-- start Supplied material --

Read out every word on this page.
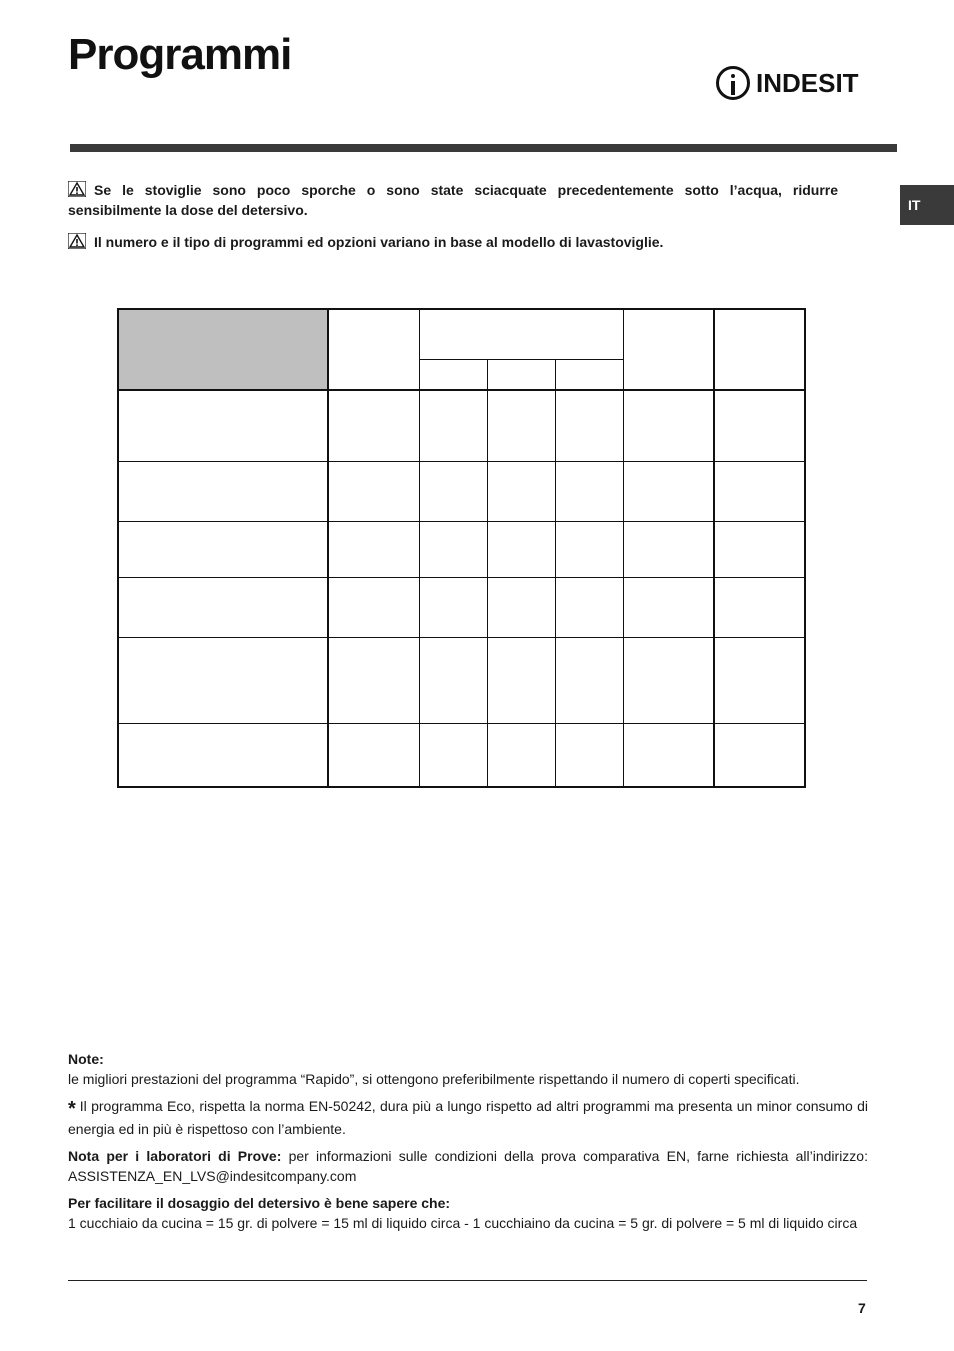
Programmi
INDESIT
IT
Se le stoviglie sono poco sporche o sono state sciacquate precedentemente sotto l’acqua, ridurre sensibilmente la dose del detersivo.
Il numero e il tipo di programmi ed opzioni variano in base al modello di lavastoviglie.

Note:
le migliori prestazioni del programma “Rapido”, si ottengono preferibilmente rispettando il numero di coperti specificati.

* Il programma Eco, rispetta la norma EN-50242, dura più a lungo rispetto ad altri programmi ma presenta un minor consumo di energia ed in più è rispettoso con l’ambiente.

Nota per i laboratori di Prove: per informazioni sulle condizioni della prova comparativa EN, farne richiesta all’indirizzo: ASSISTENZA_EN_LVS@indesitcompany.com

Per facilitare il dosaggio del detersivo è bene sapere che:
1 cucchiaio da cucina = 15 gr. di polvere = 15 ml di liquido circa - 1 cucchiaino da cucina = 5 gr. di polvere = 5 ml di liquido circa

7
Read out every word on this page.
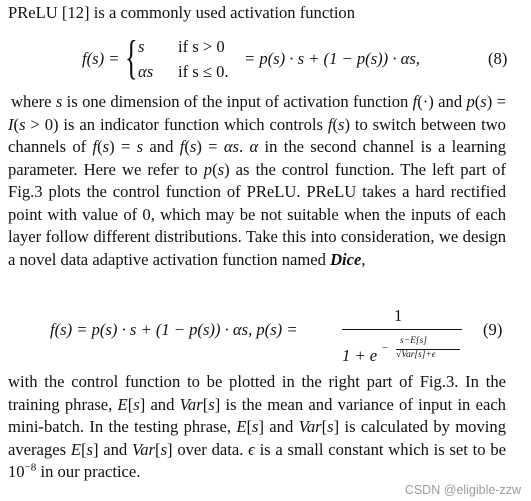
PReLU [12] is a commonly used activation function

f(s) = { s if s > 0
αs if s ≤ 0.
= p(s) · s + (1 − p(s)) · αs,	(8)

where s is one dimension of the input of activation function f(·) and p(s) = I(s > 0) is an indicator function which controls f(s) to switch between two channels of f(s) = s and f(s) = αs. α in the second channel is a learning parameter. Here we refer to p(s) as the control function. The left part of Fig.3 plots the control function of PReLU. PReLU takes a hard rectified point with value of 0, which may be not suitable when the inputs of each layer follow different distributions. Take this into consideration, we design a novel data adaptive activation function named Dice,

f(s) = p(s) · s + (1 − p(s)) · αs, p(s) =
1
1 + e −
s−E[s]
√Var[s]+ϵ
(9)

with the control function to be plotted in the right part of Fig.3. In the training phrase, E[s] and Var[s] is the mean and variance of input in each mini-batch. In the testing phrase, E[s] and Var[s] is calculated by moving averages E[s] and Var[s] over data. ϵ is a small constant which is set to be $10^{-8}$ in our practice.

CSDN @eligible-zzw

-- end Supplied material --

Select every line in the material above where the string "detersivo" occurs, and copy it.

◆ Output:
Se le stoviglie sono poco sporche o sono state sciacquate precedentemente sotto l’acqua, ridurre sensibilmente la dose del detersivo.
Per facilitare il dosaggio del detersivo è bene sapere che:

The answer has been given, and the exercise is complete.